**Supplied data**
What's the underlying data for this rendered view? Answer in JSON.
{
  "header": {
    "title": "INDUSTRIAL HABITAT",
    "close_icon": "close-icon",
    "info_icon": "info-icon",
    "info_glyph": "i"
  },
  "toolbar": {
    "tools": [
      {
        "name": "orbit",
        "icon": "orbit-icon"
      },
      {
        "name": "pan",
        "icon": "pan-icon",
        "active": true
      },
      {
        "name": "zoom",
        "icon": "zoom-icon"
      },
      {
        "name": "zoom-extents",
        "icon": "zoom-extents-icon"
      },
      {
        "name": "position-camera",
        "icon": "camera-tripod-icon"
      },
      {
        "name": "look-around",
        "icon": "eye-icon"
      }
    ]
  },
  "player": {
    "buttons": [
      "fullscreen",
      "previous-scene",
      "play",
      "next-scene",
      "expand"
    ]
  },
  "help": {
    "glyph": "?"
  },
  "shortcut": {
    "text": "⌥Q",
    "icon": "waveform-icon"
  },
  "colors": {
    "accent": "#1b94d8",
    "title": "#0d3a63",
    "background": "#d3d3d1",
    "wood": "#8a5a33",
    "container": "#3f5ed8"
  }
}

**The problem**
Send back each record exactly as it stands.

**Response to the exercise**
What's the underlying data for this rendered view? Answer in JSON.
{
  "header": {
    "title": "INDUSTRIAL HABITAT",
    "close_icon": "close-icon",
    "info_icon": "info-icon",
    "info_glyph": "i"
  },
  "toolbar": {
    "tools": [
      {
        "name": "orbit",
        "icon": "orbit-icon"
      },
      {
        "name": "pan",
        "icon": "pan-icon",
        "active": true
      },
      {
        "name": "zoom",
        "icon": "zoom-icon"
      },
      {
        "name": "zoom-extents",
        "icon": "zoom-extents-icon"
      },
      {
        "name": "position-camera",
        "icon": "camera-tripod-icon"
      },
      {
        "name": "look-around",
        "icon": "eye-icon"
      }
    ]
  },
  "player": {
    "buttons": [
      "fullscreen",
      "previous-scene",
      "play",
      "next-scene",
      "expand"
    ]
  },
  "help": {
    "glyph": "?"
  },
  "shortcut": {
    "text": "⌥Q",
    "icon": "waveform-icon"
  },
  "colors": {
    "accent": "#1b94d8",
    "title": "#0d3a63",
    "background": "#d3d3d1",
    "wood": "#8a5a33",
    "container": "#3f5ed8"
  }
}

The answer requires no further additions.